__What you have to do__
All entries must be extracted exactly, with nothing added or dropped.

__Information given__
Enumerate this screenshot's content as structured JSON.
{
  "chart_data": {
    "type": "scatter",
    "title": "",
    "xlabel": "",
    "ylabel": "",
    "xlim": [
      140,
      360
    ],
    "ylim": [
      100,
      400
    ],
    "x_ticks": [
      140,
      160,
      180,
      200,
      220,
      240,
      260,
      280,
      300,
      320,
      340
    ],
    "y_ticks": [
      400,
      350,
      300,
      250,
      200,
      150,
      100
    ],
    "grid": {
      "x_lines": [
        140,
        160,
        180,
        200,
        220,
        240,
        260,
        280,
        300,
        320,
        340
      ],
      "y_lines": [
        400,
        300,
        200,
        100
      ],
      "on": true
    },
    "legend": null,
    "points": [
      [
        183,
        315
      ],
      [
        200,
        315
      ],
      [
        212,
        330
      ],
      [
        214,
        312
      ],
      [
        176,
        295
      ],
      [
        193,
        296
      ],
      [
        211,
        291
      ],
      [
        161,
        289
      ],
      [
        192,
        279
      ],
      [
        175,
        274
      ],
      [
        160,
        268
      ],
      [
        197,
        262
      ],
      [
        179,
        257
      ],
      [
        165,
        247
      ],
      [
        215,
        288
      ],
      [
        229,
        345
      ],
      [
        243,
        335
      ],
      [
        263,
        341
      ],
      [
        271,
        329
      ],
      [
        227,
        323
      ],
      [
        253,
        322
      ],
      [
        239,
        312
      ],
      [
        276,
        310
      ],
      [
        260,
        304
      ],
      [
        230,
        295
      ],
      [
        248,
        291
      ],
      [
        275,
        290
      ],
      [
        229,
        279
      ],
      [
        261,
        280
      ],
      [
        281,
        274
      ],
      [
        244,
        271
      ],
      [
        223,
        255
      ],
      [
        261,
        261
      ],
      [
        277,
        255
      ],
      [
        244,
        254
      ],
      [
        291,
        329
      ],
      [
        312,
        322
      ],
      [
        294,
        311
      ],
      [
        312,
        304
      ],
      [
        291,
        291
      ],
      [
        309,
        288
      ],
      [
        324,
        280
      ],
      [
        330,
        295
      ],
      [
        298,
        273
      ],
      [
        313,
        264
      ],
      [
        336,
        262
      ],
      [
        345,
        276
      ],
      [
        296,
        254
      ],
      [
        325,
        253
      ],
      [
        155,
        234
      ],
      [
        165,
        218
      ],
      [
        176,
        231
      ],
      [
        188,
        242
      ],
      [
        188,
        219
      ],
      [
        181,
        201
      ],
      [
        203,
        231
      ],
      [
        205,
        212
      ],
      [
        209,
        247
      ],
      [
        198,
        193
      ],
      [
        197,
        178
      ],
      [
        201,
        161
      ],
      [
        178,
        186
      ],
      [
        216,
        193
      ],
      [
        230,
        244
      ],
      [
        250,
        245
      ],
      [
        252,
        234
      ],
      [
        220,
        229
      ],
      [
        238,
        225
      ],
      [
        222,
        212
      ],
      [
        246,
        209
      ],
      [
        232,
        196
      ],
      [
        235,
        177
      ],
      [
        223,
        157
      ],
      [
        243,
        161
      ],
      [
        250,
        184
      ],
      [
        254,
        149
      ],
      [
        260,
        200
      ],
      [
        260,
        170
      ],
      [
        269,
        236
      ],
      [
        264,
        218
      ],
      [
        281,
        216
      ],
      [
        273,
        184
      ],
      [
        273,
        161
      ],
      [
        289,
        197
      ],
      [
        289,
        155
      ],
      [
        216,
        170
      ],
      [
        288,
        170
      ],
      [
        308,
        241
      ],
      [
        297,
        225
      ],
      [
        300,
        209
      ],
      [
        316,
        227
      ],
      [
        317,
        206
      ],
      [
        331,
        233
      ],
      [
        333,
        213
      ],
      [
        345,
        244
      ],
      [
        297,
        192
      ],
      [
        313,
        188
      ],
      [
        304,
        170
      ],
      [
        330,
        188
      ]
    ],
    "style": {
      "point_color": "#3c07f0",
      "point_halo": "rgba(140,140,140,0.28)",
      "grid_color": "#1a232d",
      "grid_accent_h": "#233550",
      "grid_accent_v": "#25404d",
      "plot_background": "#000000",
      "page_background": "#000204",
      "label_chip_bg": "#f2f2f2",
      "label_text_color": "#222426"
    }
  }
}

__Solution for this problem__
Enumerate this screenshot's content as structured JSON.
{
  "chart_data": {
    "type": "scatter",
    "title": "",
    "xlabel": "",
    "ylabel": "",
    "xlim": [
      140,
      360
    ],
    "ylim": [
      100,
      400
    ],
    "x_ticks": [
      140,
      160,
      180,
      200,
      220,
      240,
      260,
      280,
      300,
      320,
      340
    ],
    "y_ticks": [
      400,
      350,
      300,
      250,
      200,
      150,
      100
    ],
    "grid": {
      "x_lines": [
        140,
        160,
        180,
        200,
        220,
        240,
        260,
        280,
        300,
        320,
        340
      ],
      "y_lines": [
        400,
        300,
        200,
        100
      ],
      "on": true
    },
    "legend": null,
    "points": [
      [
        183,
        315
      ],
      [
        200,
        315
      ],
      [
        212,
        330
      ],
      [
        214,
        312
      ],
      [
        176,
        295
      ],
      [
        193,
        296
      ],
      [
        211,
        291
      ],
      [
        161,
        289
      ],
      [
        192,
        279
      ],
      [
        175,
        274
      ],
      [
        160,
        268
      ],
      [
        197,
        262
      ],
      [
        179,
        257
      ],
      [
        165,
        247
      ],
      [
        215,
        288
      ],
      [
        229,
        345
      ],
      [
        243,
        335
      ],
      [
        263,
        341
      ],
      [
        271,
        329
      ],
      [
        227,
        323
      ],
      [
        253,
        322
      ],
      [
        239,
        312
      ],
      [
        276,
        310
      ],
      [
        260,
        304
      ],
      [
        230,
        295
      ],
      [
        248,
        291
      ],
      [
        275,
        290
      ],
      [
        229,
        279
      ],
      [
        261,
        280
      ],
      [
        281,
        274
      ],
      [
        244,
        271
      ],
      [
        223,
        255
      ],
      [
        261,
        261
      ],
      [
        277,
        255
      ],
      [
        244,
        254
      ],
      [
        291,
        329
      ],
      [
        312,
        322
      ],
      [
        294,
        311
      ],
      [
        312,
        304
      ],
      [
        291,
        291
      ],
      [
        309,
        288
      ],
      [
        324,
        280
      ],
      [
        330,
        295
      ],
      [
        298,
        273
      ],
      [
        313,
        264
      ],
      [
        336,
        262
      ],
      [
        345,
        276
      ],
      [
        296,
        254
      ],
      [
        325,
        253
      ],
      [
        155,
        234
      ],
      [
        165,
        218
      ],
      [
        176,
        231
      ],
      [
        188,
        242
      ],
      [
        188,
        219
      ],
      [
        181,
        201
      ],
      [
        203,
        231
      ],
      [
        205,
        212
      ],
      [
        209,
        247
      ],
      [
        198,
        193
      ],
      [
        197,
        178
      ],
      [
        201,
        161
      ],
      [
        178,
        186
      ],
      [
        216,
        193
      ],
      [
        230,
        244
      ],
      [
        250,
        245
      ],
      [
        252,
        234
      ],
      [
        220,
        229
      ],
      [
        238,
        225
      ],
      [
        222,
        212
      ],
      [
        246,
        209
      ],
      [
        232,
        196
      ],
      [
        235,
        177
      ],
      [
        223,
        157
      ],
      [
        243,
        161
      ],
      [
        250,
        184
      ],
      [
        254,
        149
      ],
      [
        260,
        200
      ],
      [
        260,
        170
      ],
      [
        269,
        236
      ],
      [
        264,
        218
      ],
      [
        281,
        216
      ],
      [
        273,
        184
      ],
      [
        273,
        161
      ],
      [
        289,
        197
      ],
      [
        289,
        155
      ],
      [
        216,
        170
      ],
      [
        288,
        170
      ],
      [
        308,
        241
      ],
      [
        297,
        225
      ],
      [
        300,
        209
      ],
      [
        316,
        227
      ],
      [
        317,
        206
      ],
      [
        331,
        233
      ],
      [
        333,
        213
      ],
      [
        345,
        244
      ],
      [
        297,
        192
      ],
      [
        313,
        188
      ],
      [
        304,
        170
      ],
      [
        330,
        188
      ]
    ],
    "style": {
      "point_color": "#3c07f0",
      "point_halo": "rgba(140,140,140,0.28)",
      "grid_color": "#1a232d",
      "grid_accent_h": "#233550",
      "grid_accent_v": "#25404d",
      "plot_background": "#000000",
      "page_background": "#000204",
      "label_chip_bg": "#f2f2f2",
      "label_text_color": "#222426"
    }
  }
}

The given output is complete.